Given passage:

========================================

W3C home > Mailing lists > Public > ietf-http-wg-old@w3.org > January to April 1997

Re: MIME multipart/* vs HTTP

From: Larry Masinter <masinter@parc.xerox.com>
Date: Wed, 30 Apr 1997 17:11:19 PDT
Message-Id: <3367DFA7.29D6@parc.xerox.com>
To: Scott Lawrence <lawrence@agranat.com>
Cc: ipp@pwg.org, http-wg@cuckoo.hpl.hp.com
> IPP> There was also a question about how to send binary data in a
> IPP> multipart/mixed, especially in the chunked case because there is
> IPP> no way to know if a CRLF in the midst of binary data is really a
> IPP> CRLF. Thus it is hard to find the boundary string.

It isn't hard to find the boundary string in binary data. Look
for CRLF followed by the boundary string followed by CRLF. It
doesn't matter whether a CRLF in the midst of binary data might
actually be binary data, the robustness of multipart/* is based
on the fact that the boundary doesn't appear, not on the parsing
of CRLFs.

> Besides searching for the boundary marker was very expensive computationally, every byte had to be examnined.

I think 'very' is pretty subjective, and using string matching
algorithms like boyer-moore mean that the number of comparisons
is reduced for longer boundary strings.

>   As I understand it, the selection of a boundary string in MIME is
>   already 'probabilistic'; the sender is responsible for choosing a
>   string that 'probably' won't appear in the body (I do not claim to
>   be an authority on MIME).

========================================

Given records:
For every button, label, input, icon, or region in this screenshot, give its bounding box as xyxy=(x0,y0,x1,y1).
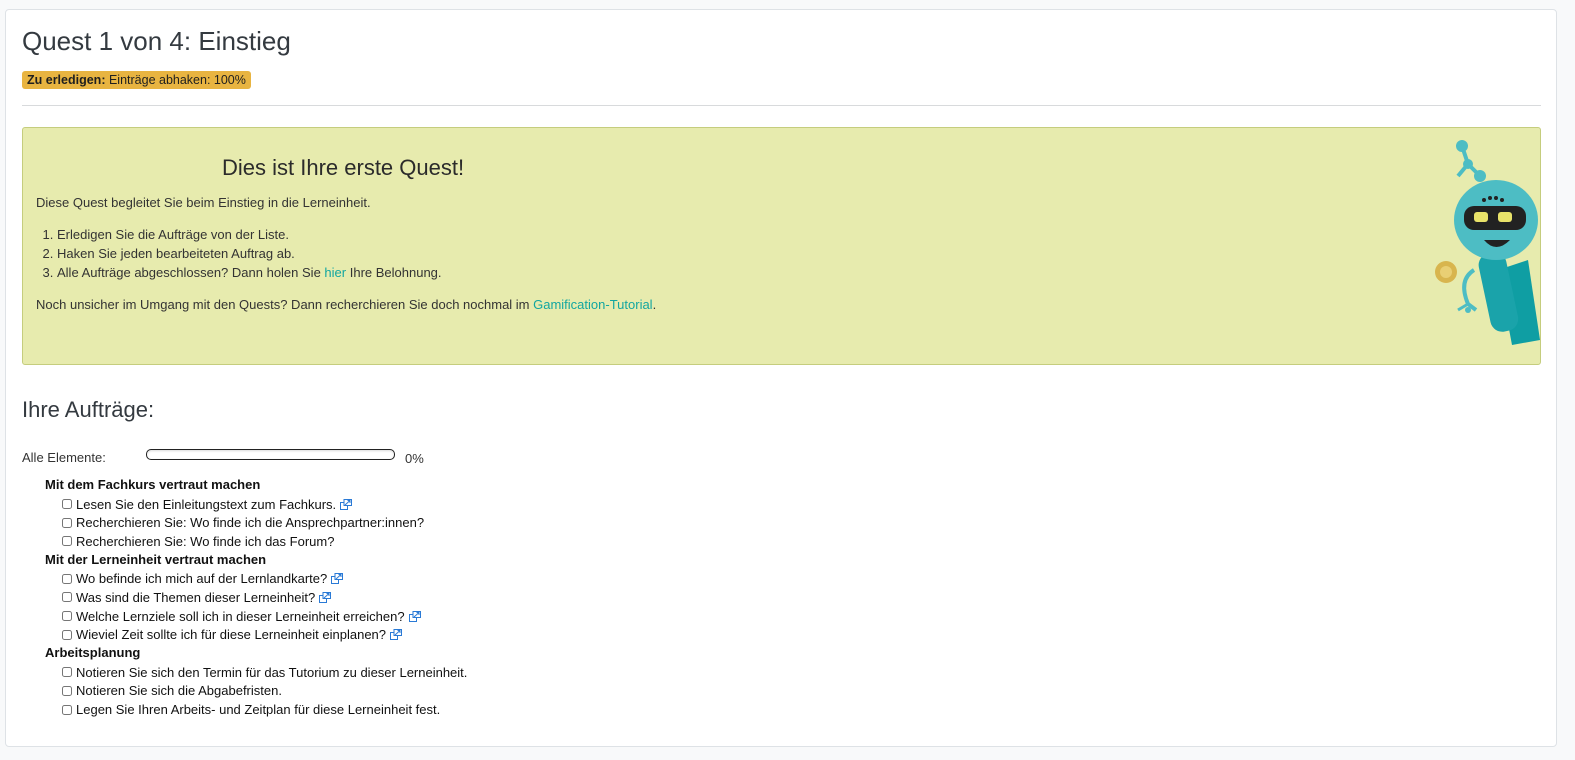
intro-step: Alle Aufträge abgeschlossen? Dann holen … xyxy=(57,263,442,282)
page-title: Quest 1 von 4: Einstieg xyxy=(22,26,291,56)
robot-mascot-icon xyxy=(1435,140,1540,345)
todo-badge-label: Zu erledigen: xyxy=(27,73,106,87)
intro-step-text: Ihre Belohnung. xyxy=(346,265,442,280)
task-checkbox[interactable] xyxy=(62,667,72,678)
task-item: Recherchieren Sie: Wo finde ich das Foru… xyxy=(45,532,745,551)
task-item: Wo befinde ich mich auf der Lernlandkart… xyxy=(45,569,745,588)
gamification-tutorial-link[interactable]: Gamification-Tutorial xyxy=(533,297,652,312)
todo-badge-text: Einträge abhaken: 100% xyxy=(108,73,246,87)
intro-note: Noch unsicher im Umgang mit den Quests? … xyxy=(36,297,656,312)
intro-step: Haken Sie jeden bearbeiteten Auftrag ab. xyxy=(57,244,442,263)
task-label: Notieren Sie sich die Abgabefristen. xyxy=(76,683,282,699)
intro-steps: Erledigen Sie die Aufträge von der Liste… xyxy=(36,225,442,282)
task-item: Welche Lernziele soll ich in dieser Lern… xyxy=(45,607,745,626)
external-link-icon[interactable] xyxy=(340,498,353,510)
intro-box: Dies ist Ihre erste Quest! Diese Quest b… xyxy=(22,127,1541,365)
tasks-heading: Ihre Aufträge: xyxy=(22,397,155,422)
task-item: Recherchieren Sie: Wo finde ich die Ansp… xyxy=(45,513,745,532)
quest-card: Quest 1 von 4: Einstieg Zu erledigen: Ei… xyxy=(5,9,1557,747)
task-group-title: Arbeitsplanung xyxy=(45,645,141,661)
task-checkbox[interactable] xyxy=(62,499,72,510)
task-group-title: Mit der Lerneinheit vertraut machen xyxy=(45,551,267,567)
todo-badge: Zu erledigen: Einträge abhaken: 100% xyxy=(22,71,251,89)
intro-step-text: Alle Aufträge abgeschlossen? Dann holen … xyxy=(57,265,325,280)
task-item: Notieren Sie sich die Abgabefristen. xyxy=(45,682,745,701)
task-label: Wieviel Zeit sollte ich für diese Lernei… xyxy=(76,627,387,643)
task-checkbox[interactable] xyxy=(62,704,72,715)
task-list: Mit dem Fachkurs vertraut machen Lesen Si… xyxy=(45,476,745,719)
task-label: Welche Lernziele soll ich in dieser Lern… xyxy=(76,608,405,624)
reward-link[interactable]: hier xyxy=(324,265,346,280)
task-label: Recherchieren Sie: Wo finde ich das Foru… xyxy=(76,533,335,549)
task-checkbox[interactable] xyxy=(62,685,72,696)
task-item: Lesen Sie den Einleitungstext zum Fachku… xyxy=(45,495,745,514)
intro-note-end: . xyxy=(652,297,657,312)
divider xyxy=(22,105,1541,106)
task-item: Legen Sie Ihren Arbeits- und Zeitplan fü… xyxy=(45,700,745,719)
task-label: Lesen Sie den Einleitungstext zum Fachku… xyxy=(76,496,337,512)
task-checkbox[interactable] xyxy=(62,536,72,547)
external-link-icon[interactable] xyxy=(319,591,332,603)
task-item: Was sind die Themen dieser Lerneinheit? xyxy=(45,588,745,607)
external-link-icon[interactable] xyxy=(390,629,403,641)
task-checkbox[interactable] xyxy=(62,517,72,528)
progress-bar xyxy=(146,449,395,460)
task-label: Wo befinde ich mich auf der Lernlandkart… xyxy=(76,571,328,587)
task-label: Legen Sie Ihren Arbeits- und Zeitplan fü… xyxy=(76,702,441,718)
intro-note-text: Noch unsicher im Umgang mit den Quests? … xyxy=(36,297,534,312)
task-label: Notieren Sie sich den Termin für das Tut… xyxy=(76,664,468,680)
task-label: Recherchieren Sie: Wo finde ich die Ansp… xyxy=(76,515,425,531)
task-checkbox[interactable] xyxy=(62,611,72,622)
external-link-icon[interactable] xyxy=(408,610,421,622)
intro-step: Erledigen Sie die Aufträge von der Liste… xyxy=(57,225,442,244)
task-checkbox[interactable] xyxy=(62,629,72,640)
task-checkbox[interactable] xyxy=(62,592,72,603)
progress-label: Alle Elemente: xyxy=(22,450,106,465)
intro-text: Diese Quest begleitet Sie beim Einstieg … xyxy=(36,195,371,210)
task-label: Was sind die Themen dieser Lerneinheit? xyxy=(76,589,316,605)
task-checkbox[interactable] xyxy=(62,573,72,584)
task-item: Notieren Sie sich den Termin für das Tut… xyxy=(45,663,745,682)
progress-percent: 0% xyxy=(405,451,424,466)
external-link-icon[interactable] xyxy=(331,573,344,585)
intro-heading: Dies ist Ihre erste Quest! xyxy=(222,155,465,180)
task-group-title: Mit dem Fachkurs vertraut machen xyxy=(45,477,261,492)
task-item: Wieviel Zeit sollte ich für diese Lernei… xyxy=(45,626,745,645)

========================================

Requirements:
**1.** Update the part of the records that opens with the line containing "intro-step: Alle Aufträge" and closes with the line containing "intro-box: Dies ist": replace "task-item" with "task-entry" and keep everything else the same. Return only those lines.
**2.** Take the mailing-list message on MIME multipart versus HTTP further from its last sentence.

Results for the exercise:
**1.**
intro-step: Alle Aufträge abgeschlossen? Dann holen … xyxy=(57,263,442,282)
page-title: Quest 1 von 4: Einstieg xyxy=(22,26,291,56)
robot-mascot-icon xyxy=(1435,140,1540,345)
todo-badge-label: Zu erledigen: xyxy=(27,73,106,87)
intro-step-text: Ihre Belohnung. xyxy=(346,265,442,280)
task-checkbox[interactable] xyxy=(62,667,72,678)
task-entry: Recherchieren Sie: Wo finde ich das Foru… xyxy=(45,532,745,551)
task-entry: Wo befinde ich mich auf der Lernlandkart… xyxy=(45,569,745,588)
gamification-tutorial-link[interactable]: Gamification-Tutorial xyxy=(533,297,652,312)
todo-badge-text: Einträge abhaken: 100% xyxy=(108,73,246,87)
intro-note: Noch unsicher im Umgang mit den Quests? … xyxy=(36,297,656,312)
intro-step: Haken Sie jeden bearbeiteten Auftrag ab. xyxy=(57,244,442,263)
task-label: Notieren Sie sich die Abgabefristen. xyxy=(76,683,282,699)
intro-steps: Erledigen Sie die Aufträge von der Liste… xyxy=(36,225,442,282)
task-entry: Welche Lernziele soll ich in dieser Lern… xyxy=(45,607,745,626)
external-link-icon[interactable] xyxy=(340,498,353,510)
intro-box: Dies ist Ihre erste Quest! Diese Quest b… xyxy=(22,127,1541,365)

**2.**
The standard says only that the boundary string DOES NOT appear
in the body. It happens that if you know nothing about the body
at all, then you can implement this in a probabalistic way, e.g.,
the likelihood that a randomly generated boundary string would
appear in arbitrary data could be made arbitrarily small ("less
than the probability that the computer would spontaneously explode").

In any case, I don't think we're going to change HTTP to suddenly
require content-length on multipart boundaries; there may be some
clarification needed to identify what's necessary for an interoperable
implementation.


> I was keen to keep the HTTP spec clean ...

We've lost this particular battle a long time ago. I just want
to keep the HTTP spec ambiguous and functional.

I think we could do chunked multipart if we need to, but I don't think
we're going to be able to require senders to generate it, so it
may be that this whole discussion is just 'wishful thinking', or,
to put it another way, part of the requirements setting for
HTTP-NG.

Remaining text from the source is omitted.